**EXERCISE**. Output the material beneath exactly, leaving nothing out.

**SUPPLIED RECORDS**.

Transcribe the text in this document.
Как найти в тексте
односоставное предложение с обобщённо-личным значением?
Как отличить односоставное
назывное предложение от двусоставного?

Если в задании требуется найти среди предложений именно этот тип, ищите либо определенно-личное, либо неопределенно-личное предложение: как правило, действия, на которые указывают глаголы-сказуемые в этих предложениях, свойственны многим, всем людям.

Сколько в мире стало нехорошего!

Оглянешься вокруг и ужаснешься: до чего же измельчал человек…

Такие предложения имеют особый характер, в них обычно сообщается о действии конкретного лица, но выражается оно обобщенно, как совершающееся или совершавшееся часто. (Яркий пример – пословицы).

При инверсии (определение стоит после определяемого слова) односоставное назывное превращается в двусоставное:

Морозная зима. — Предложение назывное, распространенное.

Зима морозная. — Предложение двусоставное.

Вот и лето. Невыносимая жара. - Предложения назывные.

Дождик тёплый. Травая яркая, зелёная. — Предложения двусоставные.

**SOLUTION FOR THIS TASK**.
Transcribe the text in this document.
Как найти в тексте
односоставное предложение с обобщённо-личным значением?
Как отличить односоставное
назывное предложение от двусоставного?

Если в задании требуется найти среди предложений именно этот тип, ищите либо определенно-личное, либо неопределенно-личное предложение: как правило, действия, на которые указывают глаголы-сказуемые в этих предложениях, свойственны многим, всем людям.

Сколько в мире стало нехорошего!

Оглянешься вокруг и ужаснешься: до чего же измельчал человек…

Такие предложения имеют особый характер, в них обычно сообщается о действии конкретного лица, но выражается оно обобщенно, как совершающееся или совершавшееся часто. (Яркий пример – пословицы).

При инверсии (определение стоит после определяемого слова) односоставное назывное превращается в двусоставное:

Морозная зима. — Предложение назывное, распространенное.

Зима морозная. — Предложение двусоставное.

Вот и лето. Невыносимая жара. - Предложения назывные.

Дождик тёплый. Травая яркая, зелёная. — Предложения двусоставные.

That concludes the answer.